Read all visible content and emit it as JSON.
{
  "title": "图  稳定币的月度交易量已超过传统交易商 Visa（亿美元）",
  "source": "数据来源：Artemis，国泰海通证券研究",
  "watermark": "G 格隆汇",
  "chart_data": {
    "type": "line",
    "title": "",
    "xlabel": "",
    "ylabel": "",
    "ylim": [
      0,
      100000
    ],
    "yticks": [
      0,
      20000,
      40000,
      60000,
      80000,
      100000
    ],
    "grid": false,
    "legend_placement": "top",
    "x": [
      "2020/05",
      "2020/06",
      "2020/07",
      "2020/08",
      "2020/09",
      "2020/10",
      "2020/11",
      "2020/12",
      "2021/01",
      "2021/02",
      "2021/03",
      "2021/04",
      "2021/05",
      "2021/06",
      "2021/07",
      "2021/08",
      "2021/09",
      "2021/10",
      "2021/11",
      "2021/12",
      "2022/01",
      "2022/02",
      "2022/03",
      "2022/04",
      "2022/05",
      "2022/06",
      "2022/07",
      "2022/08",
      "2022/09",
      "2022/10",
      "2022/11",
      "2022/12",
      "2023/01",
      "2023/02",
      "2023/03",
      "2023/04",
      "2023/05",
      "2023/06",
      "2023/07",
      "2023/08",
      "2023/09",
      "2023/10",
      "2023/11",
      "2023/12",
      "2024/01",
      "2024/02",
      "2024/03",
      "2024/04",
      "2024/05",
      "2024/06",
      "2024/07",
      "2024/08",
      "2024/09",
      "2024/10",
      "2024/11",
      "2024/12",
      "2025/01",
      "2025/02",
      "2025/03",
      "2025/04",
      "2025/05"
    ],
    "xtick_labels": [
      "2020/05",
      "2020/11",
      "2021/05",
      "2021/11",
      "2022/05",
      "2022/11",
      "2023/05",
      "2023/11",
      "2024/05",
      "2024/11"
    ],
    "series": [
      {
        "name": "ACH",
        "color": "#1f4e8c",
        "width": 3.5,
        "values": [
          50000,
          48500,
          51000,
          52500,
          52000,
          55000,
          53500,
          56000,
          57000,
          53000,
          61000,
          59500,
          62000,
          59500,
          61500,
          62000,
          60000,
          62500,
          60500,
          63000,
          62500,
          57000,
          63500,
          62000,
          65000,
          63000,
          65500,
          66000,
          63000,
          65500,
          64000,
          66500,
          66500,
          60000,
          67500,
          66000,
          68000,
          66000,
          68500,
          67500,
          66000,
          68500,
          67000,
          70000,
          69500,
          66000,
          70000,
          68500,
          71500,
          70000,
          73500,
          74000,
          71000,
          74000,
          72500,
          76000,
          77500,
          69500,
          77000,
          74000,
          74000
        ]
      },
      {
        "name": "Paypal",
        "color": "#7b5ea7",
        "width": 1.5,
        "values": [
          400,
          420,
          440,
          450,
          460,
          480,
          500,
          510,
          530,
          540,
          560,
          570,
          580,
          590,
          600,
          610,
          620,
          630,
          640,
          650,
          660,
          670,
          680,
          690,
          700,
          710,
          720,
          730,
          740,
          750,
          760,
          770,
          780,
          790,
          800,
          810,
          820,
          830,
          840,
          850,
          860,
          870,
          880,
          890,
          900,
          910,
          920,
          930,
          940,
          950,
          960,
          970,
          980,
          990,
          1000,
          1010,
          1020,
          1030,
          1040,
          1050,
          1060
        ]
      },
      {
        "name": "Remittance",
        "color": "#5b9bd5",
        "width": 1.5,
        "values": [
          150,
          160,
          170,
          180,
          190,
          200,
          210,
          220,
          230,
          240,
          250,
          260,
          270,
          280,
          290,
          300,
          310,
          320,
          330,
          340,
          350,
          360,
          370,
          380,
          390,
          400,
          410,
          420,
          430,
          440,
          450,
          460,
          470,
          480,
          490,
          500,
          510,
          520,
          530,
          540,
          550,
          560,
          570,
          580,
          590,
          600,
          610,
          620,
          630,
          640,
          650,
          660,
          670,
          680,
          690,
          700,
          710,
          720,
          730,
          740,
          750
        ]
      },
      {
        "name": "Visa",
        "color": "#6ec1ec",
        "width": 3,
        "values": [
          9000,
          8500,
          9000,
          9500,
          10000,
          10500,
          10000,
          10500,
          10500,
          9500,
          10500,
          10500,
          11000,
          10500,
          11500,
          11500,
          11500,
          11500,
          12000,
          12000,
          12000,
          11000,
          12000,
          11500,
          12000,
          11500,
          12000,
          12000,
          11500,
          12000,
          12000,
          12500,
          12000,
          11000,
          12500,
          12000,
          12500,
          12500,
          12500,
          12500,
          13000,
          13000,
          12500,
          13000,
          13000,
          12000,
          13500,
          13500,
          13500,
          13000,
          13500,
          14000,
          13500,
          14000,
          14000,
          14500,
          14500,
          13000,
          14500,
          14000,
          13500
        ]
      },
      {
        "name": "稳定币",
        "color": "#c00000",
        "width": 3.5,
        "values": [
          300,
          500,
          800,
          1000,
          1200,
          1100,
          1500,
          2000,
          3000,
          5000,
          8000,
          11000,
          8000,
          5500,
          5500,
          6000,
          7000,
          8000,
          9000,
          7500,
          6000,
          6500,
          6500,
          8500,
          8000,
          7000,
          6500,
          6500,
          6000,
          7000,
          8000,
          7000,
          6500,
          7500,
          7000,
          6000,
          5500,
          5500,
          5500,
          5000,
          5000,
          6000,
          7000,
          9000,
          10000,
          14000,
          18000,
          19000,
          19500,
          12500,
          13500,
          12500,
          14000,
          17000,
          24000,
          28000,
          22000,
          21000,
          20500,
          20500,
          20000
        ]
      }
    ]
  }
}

* * *

## [WHAT TO PRODUCE]
Of all the lines in the listing above, how many contain the word "name"? Answer with the number alone.

## [WRITTEN ANSWER]
5